* Task statement:
Write every entry out again exactly, please, and skip the pictures.

* Data to process:
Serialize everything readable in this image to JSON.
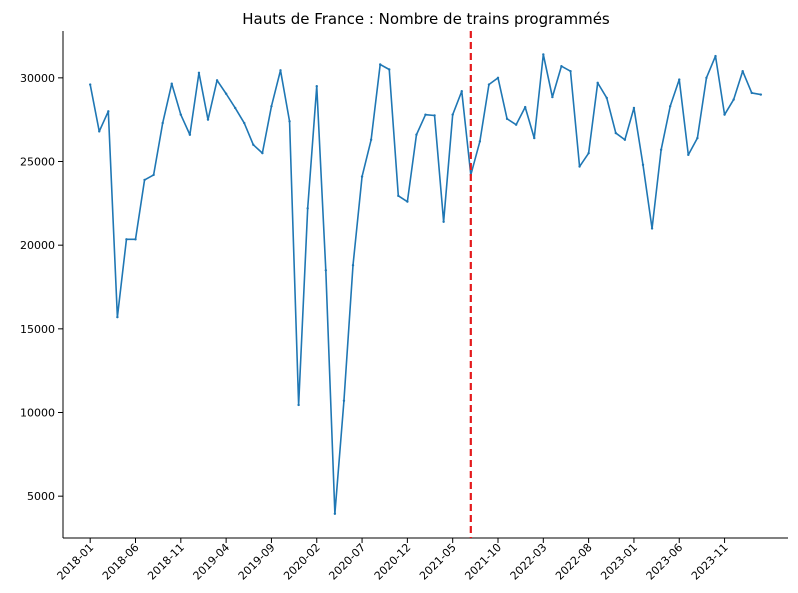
{
  "chart_data": {
    "type": "line",
    "title": "Hauts de France : Nombre de trains programmés",
    "xlabel": "",
    "ylabel": "",
    "x_start": "2018-01",
    "x_ticks": [
      "2018-01",
      "2018-06",
      "2018-11",
      "2019-04",
      "2019-09",
      "2020-02",
      "2020-07",
      "2020-12",
      "2021-05",
      "2021-10",
      "2022-03",
      "2022-08",
      "2023-01",
      "2023-06",
      "2023-11"
    ],
    "y_ticks": [
      5000,
      10000,
      15000,
      20000,
      25000,
      30000
    ],
    "xlim": [
      "2017-10",
      "2024-06"
    ],
    "ylim": [
      2500,
      32800
    ],
    "grid": false,
    "reference_line": {
      "x": "2021-07",
      "color": "#e41a1c",
      "style": "dashed"
    },
    "series": [
      {
        "color": "#1f77b4",
        "x": [
          "2018-01",
          "2018-02",
          "2018-03",
          "2018-04",
          "2018-05",
          "2018-06",
          "2018-07",
          "2018-08",
          "2018-09",
          "2018-10",
          "2018-11",
          "2018-12",
          "2019-01",
          "2019-02",
          "2019-03",
          "2019-04",
          "2019-05",
          "2019-06",
          "2019-07",
          "2019-08",
          "2019-09",
          "2019-10",
          "2019-11",
          "2019-12",
          "2020-01",
          "2020-02",
          "2020-03",
          "2020-04",
          "2020-05",
          "2020-06",
          "2020-07",
          "2020-08",
          "2020-09",
          "2020-10",
          "2020-11",
          "2020-12",
          "2021-01",
          "2021-02",
          "2021-03",
          "2021-04",
          "2021-05",
          "2021-06",
          "2021-07",
          "2021-08",
          "2021-09",
          "2021-10",
          "2021-11",
          "2021-12",
          "2022-01",
          "2022-02",
          "2022-03",
          "2022-04",
          "2022-05",
          "2022-06",
          "2022-07",
          "2022-08",
          "2022-09",
          "2022-10",
          "2022-11",
          "2022-12",
          "2023-01",
          "2023-02",
          "2023-03",
          "2023-04",
          "2023-05",
          "2023-06",
          "2023-07",
          "2023-08",
          "2023-09",
          "2023-10",
          "2023-11",
          "2023-12",
          "2024-01",
          "2024-02",
          "2024-03"
        ],
        "values": [
          29600,
          26800,
          28000,
          15700,
          20350,
          20350,
          23900,
          24200,
          27300,
          29650,
          27800,
          26600,
          30300,
          27500,
          29850,
          29050,
          28200,
          27300,
          26000,
          25500,
          28300,
          30450,
          27400,
          10450,
          22200,
          29500,
          18500,
          3950,
          10700,
          18800,
          24100,
          26300,
          30800,
          30500,
          22950,
          22600,
          26600,
          27800,
          27750,
          21400,
          27800,
          29200,
          24200,
          26200,
          29600,
          30000,
          27550,
          27200,
          28250,
          26400,
          31400,
          28850,
          30700,
          30400,
          24700,
          25500,
          29700,
          28800,
          26700,
          26300,
          28200,
          24800,
          21000,
          25700,
          28300,
          29900,
          25400,
          26400,
          30000,
          31300,
          27800,
          28700,
          30400,
          29100,
          29000
        ]
      }
    ]
  }
}
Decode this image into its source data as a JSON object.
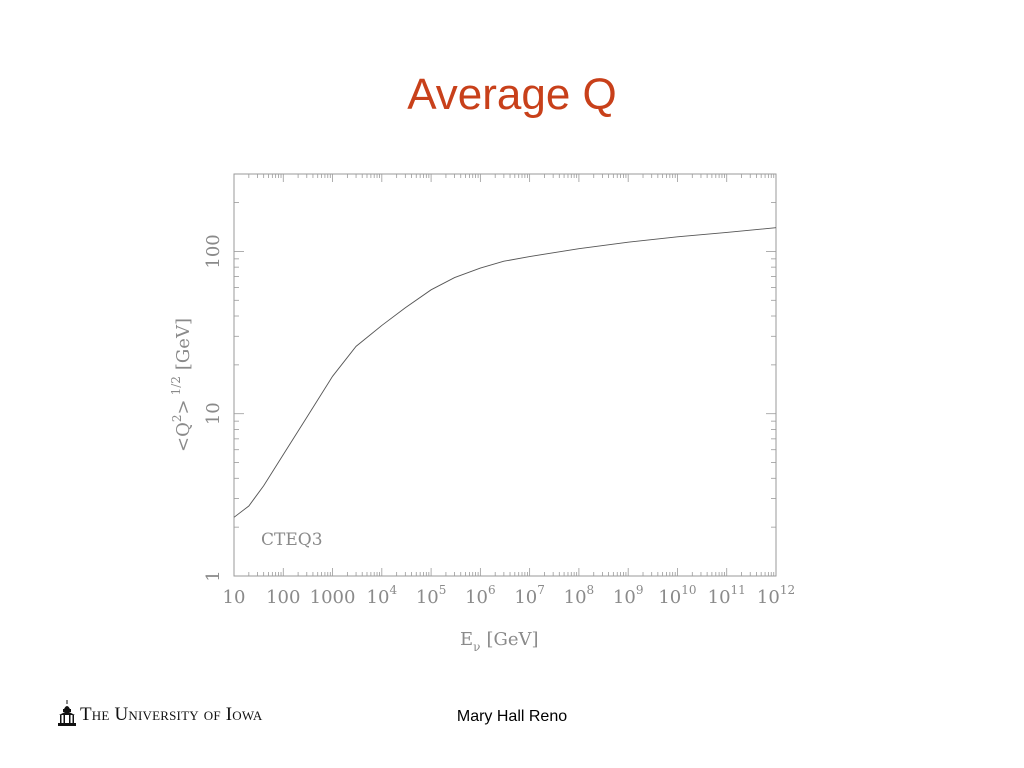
{
  "slide": {
    "title": "Average Q",
    "author": "Mary Hall Reno",
    "logo_text": "The University of Iowa"
  },
  "chart_data": {
    "type": "line",
    "title": "",
    "xlabel": "E",
    "xlabel_sub": "ν",
    "xlabel_unit": "[GeV]",
    "ylabel": "<Q",
    "ylabel_sup": "2",
    "ylabel_mid": ">",
    "ylabel_exp": "1/2",
    "ylabel_unit": "[GeV]",
    "xscale": "log",
    "yscale": "log",
    "xlim": [
      10,
      1000000000000.0
    ],
    "ylim": [
      1,
      300
    ],
    "x_ticks": [
      {
        "base": "10",
        "exp": ""
      },
      {
        "base": "100",
        "exp": ""
      },
      {
        "base": "1000",
        "exp": ""
      },
      {
        "base": "10",
        "exp": "4"
      },
      {
        "base": "10",
        "exp": "5"
      },
      {
        "base": "10",
        "exp": "6"
      },
      {
        "base": "10",
        "exp": "7"
      },
      {
        "base": "10",
        "exp": "8"
      },
      {
        "base": "10",
        "exp": "9"
      },
      {
        "base": "10",
        "exp": "10"
      },
      {
        "base": "10",
        "exp": "11"
      },
      {
        "base": "10",
        "exp": "12"
      }
    ],
    "y_ticks": [
      "1",
      "10",
      "100"
    ],
    "annotation": "CTEQ3",
    "grid": false,
    "series": [
      {
        "x": [
          10,
          20,
          40,
          100,
          300,
          1000,
          3000,
          10000,
          30000,
          100000,
          300000,
          1000000,
          3000000,
          10000000,
          100000000,
          1000000000,
          10000000000,
          100000000000,
          1000000000000
        ],
        "y": [
          2.3,
          2.7,
          3.6,
          5.6,
          9.5,
          17,
          26,
          35,
          45,
          58,
          69,
          79,
          87,
          93,
          104,
          114,
          123,
          131,
          140
        ]
      }
    ]
  }
}
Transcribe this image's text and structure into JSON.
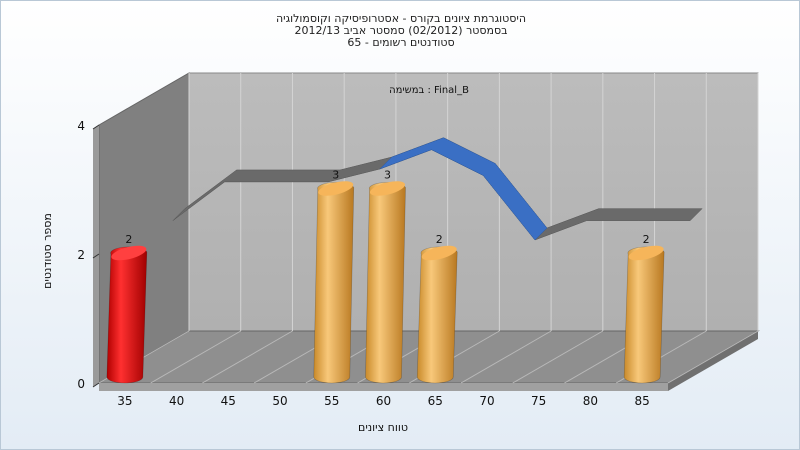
{
  "title": {
    "line1": "היסטוגרמת ציונים בקורס - אסטרופיסיקה וקוסמולוגיה",
    "line2": "בסמסטר  (02/2012)  סמסטר אביב 2012/13",
    "line3": "סטודנטים רשומים - 65"
  },
  "chart_data": {
    "type": "bar",
    "title": "היסטוגרמת ציונים בקורס - אסטרופיסיקה וקוסמולוגיה",
    "annotation": "במשימה : Final_B",
    "xlabel": "טווח ציונים",
    "ylabel": "מספר סטודנטים",
    "categories": [
      "35",
      "40",
      "45",
      "50",
      "55",
      "60",
      "65",
      "70",
      "75",
      "80",
      "85"
    ],
    "values": [
      2,
      0,
      0,
      0,
      3,
      3,
      2,
      0,
      0,
      0,
      2
    ],
    "bar_colors": [
      "#e01010",
      "#e0a040",
      "#e0a040",
      "#e0a040",
      "#e0a040",
      "#e0a040",
      "#e0a040",
      "#e0a040",
      "#e0a040",
      "#e0a040",
      "#e0a040"
    ],
    "ylim": [
      0,
      4
    ],
    "yticks": [
      "0",
      "2",
      "4"
    ],
    "grid": true,
    "trend_line": {
      "x": [
        35,
        40,
        45,
        50,
        55,
        60,
        65,
        70,
        75,
        80,
        85
      ],
      "y": [
        2.3,
        2.9,
        2.9,
        2.9,
        3.1,
        3.4,
        3.0,
        2.0,
        2.3,
        2.3,
        2.3
      ]
    }
  }
}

* Correct result:
Serialize everything readable in this image to JSON.
{
  "chart_data": {
    "type": "line",
    "title": "Hauts de France : Nombre de trains programmés",
    "xlabel": "",
    "ylabel": "",
    "x_start": "2018-01",
    "x_ticks": [
      "2018-01",
      "2018-06",
      "2018-11",
      "2019-04",
      "2019-09",
      "2020-02",
      "2020-07",
      "2020-12",
      "2021-05",
      "2021-10",
      "2022-03",
      "2022-08",
      "2023-01",
      "2023-06",
      "2023-11"
    ],
    "y_ticks": [
      5000,
      10000,
      15000,
      20000,
      25000,
      30000
    ],
    "xlim": [
      "2017-10",
      "2024-06"
    ],
    "ylim": [
      2500,
      32800
    ],
    "grid": false,
    "reference_line": {
      "x": "2021-07",
      "color": "#e41a1c",
      "style": "dashed"
    },
    "series": [
      {
        "color": "#1f77b4",
        "x": [
          "2018-01",
          "2018-02",
          "2018-03",
          "2018-04",
          "2018-05",
          "2018-06",
          "2018-07",
          "2018-08",
          "2018-09",
          "2018-10",
          "2018-11",
          "2018-12",
          "2019-01",
          "2019-02",
          "2019-03",
          "2019-04",
          "2019-05",
          "2019-06",
          "2019-07",
          "2019-08",
          "2019-09",
          "2019-10",
          "2019-11",
          "2019-12",
          "2020-01",
          "2020-02",
          "2020-03",
          "2020-04",
          "2020-05",
          "2020-06",
          "2020-07",
          "2020-08",
          "2020-09",
          "2020-10",
          "2020-11",
          "2020-12",
          "2021-01",
          "2021-02",
          "2021-03",
          "2021-04",
          "2021-05",
          "2021-06",
          "2021-07",
          "2021-08",
          "2021-09",
          "2021-10",
          "2021-11",
          "2021-12",
          "2022-01",
          "2022-02",
          "2022-03",
          "2022-04",
          "2022-05",
          "2022-06",
          "2022-07",
          "2022-08",
          "2022-09",
          "2022-10",
          "2022-11",
          "2022-12",
          "2023-01",
          "2023-02",
          "2023-03",
          "2023-04",
          "2023-05",
          "2023-06",
          "2023-07",
          "2023-08",
          "2023-09",
          "2023-10",
          "2023-11",
          "2023-12",
          "2024-01",
          "2024-02",
          "2024-03"
        ],
        "values": [
          29600,
          26800,
          28000,
          15700,
          20350,
          20350,
          23900,
          24200,
          27300,
          29650,
          27800,
          26600,
          30300,
          27500,
          29850,
          29050,
          28200,
          27300,
          26000,
          25500,
          28300,
          30450,
          27400,
          10450,
          22200,
          29500,
          18500,
          3950,
          10700,
          18800,
          24100,
          26300,
          30800,
          30500,
          22950,
          22600,
          26600,
          27800,
          27750,
          21400,
          27800,
          29200,
          24200,
          26200,
          29600,
          30000,
          27550,
          27200,
          28250,
          26400,
          31400,
          28850,
          30700,
          30400,
          24700,
          25500,
          29700,
          28800,
          26700,
          26300,
          28200,
          24800,
          21000,
          25700,
          28300,
          29900,
          25400,
          26400,
          30000,
          31300,
          27800,
          28700,
          30400,
          29100,
          29000
        ]
      }
    ]
  }
}
Decode this image into its source data as a JSON object.
{
  "slide": {
    "title": "Average Q",
    "author": "Mary Hall Reno",
    "logo_text": "The University of Iowa"
  },
  "chart_data": {
    "type": "line",
    "title": "",
    "xlabel": "E",
    "xlabel_sub": "ν",
    "xlabel_unit": "[GeV]",
    "ylabel": "<Q",
    "ylabel_sup": "2",
    "ylabel_mid": ">",
    "ylabel_exp": "1/2",
    "ylabel_unit": "[GeV]",
    "xscale": "log",
    "yscale": "log",
    "xlim": [
      10,
      1000000000000.0
    ],
    "ylim": [
      1,
      300
    ],
    "x_ticks": [
      {
        "base": "10",
        "exp": ""
      },
      {
        "base": "100",
        "exp": ""
      },
      {
        "base": "1000",
        "exp": ""
      },
      {
        "base": "10",
        "exp": "4"
      },
      {
        "base": "10",
        "exp": "5"
      },
      {
        "base": "10",
        "exp": "6"
      },
      {
        "base": "10",
        "exp": "7"
      },
      {
        "base": "10",
        "exp": "8"
      },
      {
        "base": "10",
        "exp": "9"
      },
      {
        "base": "10",
        "exp": "10"
      },
      {
        "base": "10",
        "exp": "11"
      },
      {
        "base": "10",
        "exp": "12"
      }
    ],
    "y_ticks": [
      "1",
      "10",
      "100"
    ],
    "annotation": "CTEQ3",
    "grid": false,
    "series": [
      {
        "x": [
          10,
          20,
          40,
          100,
          300,
          1000,
          3000,
          10000,
          30000,
          100000,
          300000,
          1000000,
          3000000,
          10000000,
          100000000,
          1000000000,
          10000000000,
          100000000000,
          1000000000000
        ],
        "y": [
          2.3,
          2.7,
          3.6,
          5.6,
          9.5,
          17,
          26,
          35,
          45,
          58,
          69,
          79,
          87,
          93,
          104,
          114,
          123,
          131,
          140
        ]
      }
    ]
  }
}
Transcribe this image's text and structure into JSON.
{
  "title": {
    "line1": "היסטוגרמת ציונים בקורס - אסטרופיסיקה וקוסמולוגיה",
    "line2": "בסמסטר  (02/2012)  סמסטר אביב 2012/13",
    "line3": "סטודנטים רשומים - 65"
  },
  "chart_data": {
    "type": "bar",
    "title": "היסטוגרמת ציונים בקורס - אסטרופיסיקה וקוסמולוגיה",
    "annotation": "במשימה : Final_B",
    "xlabel": "טווח ציונים",
    "ylabel": "מספר סטודנטים",
    "categories": [
      "35",
      "40",
      "45",
      "50",
      "55",
      "60",
      "65",
      "70",
      "75",
      "80",
      "85"
    ],
    "values": [
      2,
      0,
      0,
      0,
      3,
      3,
      2,
      0,
      0,
      0,
      2
    ],
    "bar_colors": [
      "#e01010",
      "#e0a040",
      "#e0a040",
      "#e0a040",
      "#e0a040",
      "#e0a040",
      "#e0a040",
      "#e0a040",
      "#e0a040",
      "#e0a040",
      "#e0a040"
    ],
    "ylim": [
      0,
      4
    ],
    "yticks": [
      "0",
      "2",
      "4"
    ],
    "grid": true,
    "trend_line": {
      "x": [
        35,
        40,
        45,
        50,
        55,
        60,
        65,
        70,
        75,
        80,
        85
      ],
      "y": [
        2.3,
        2.9,
        2.9,
        2.9,
        3.1,
        3.4,
        3.0,
        2.0,
        2.3,
        2.3,
        2.3
      ]
    }
  }
}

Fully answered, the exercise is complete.